Convert the lines below into a Markdown table with two columns, No. and Text, giving each line a row number and skipping blank lines. Leave the pictures out.

- MATERIAL -
* Begin *
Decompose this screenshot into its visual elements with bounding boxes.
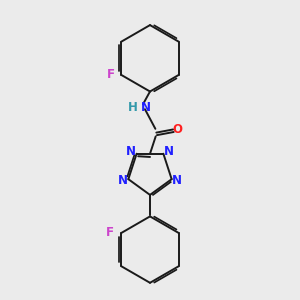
Text: N: N — [172, 174, 182, 187]
Text: N: N — [118, 174, 128, 187]
Text: N: N — [164, 145, 174, 158]
Text: F: F — [107, 68, 115, 81]
Text: N: N — [126, 145, 136, 158]
Text: H: H — [128, 101, 138, 114]
Text: N: N — [141, 101, 151, 114]
Text: O: O — [172, 123, 182, 136]
Text: F: F — [106, 226, 114, 239]
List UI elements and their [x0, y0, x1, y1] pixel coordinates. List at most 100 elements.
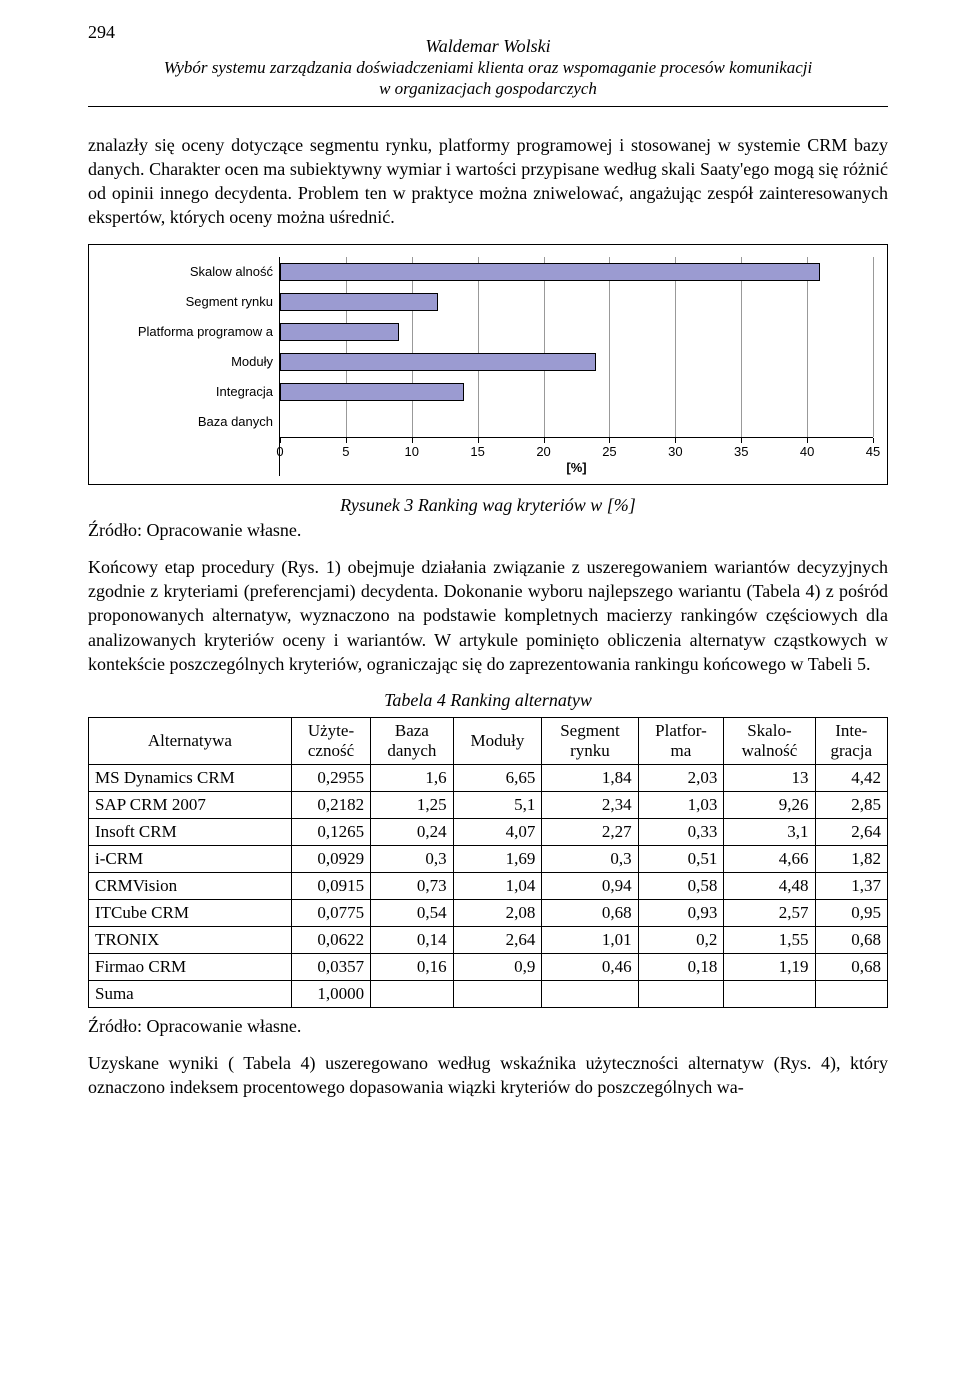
* End *
- OUTPUT -
| No. | Text |
|---|---|
| 1 | Decompose this screenshot into its visual elements with bounding boxes. |
| 2 | Text: N: N — [172, 174, 182, 187] |
| 3 | Text: N: N — [118, 174, 128, 187] |
| 4 | Text: N: N — [164, 145, 174, 158] |
| 5 | Text: F: F — [107, 68, 115, 81] |
| 6 | Text: N: N — [126, 145, 136, 158] |
| 7 | Text: H: H — [128, 101, 138, 114] |
| 8 | Text: N: N — [141, 101, 151, 114] |
| 9 | Text: O: O — [172, 123, 182, 136] |
| 10 | Text: F: F — [106, 226, 114, 239] |
| 11 | List UI elements and their [x0, y0, x1, y1] pixel coordinates. List at most 100 elements. |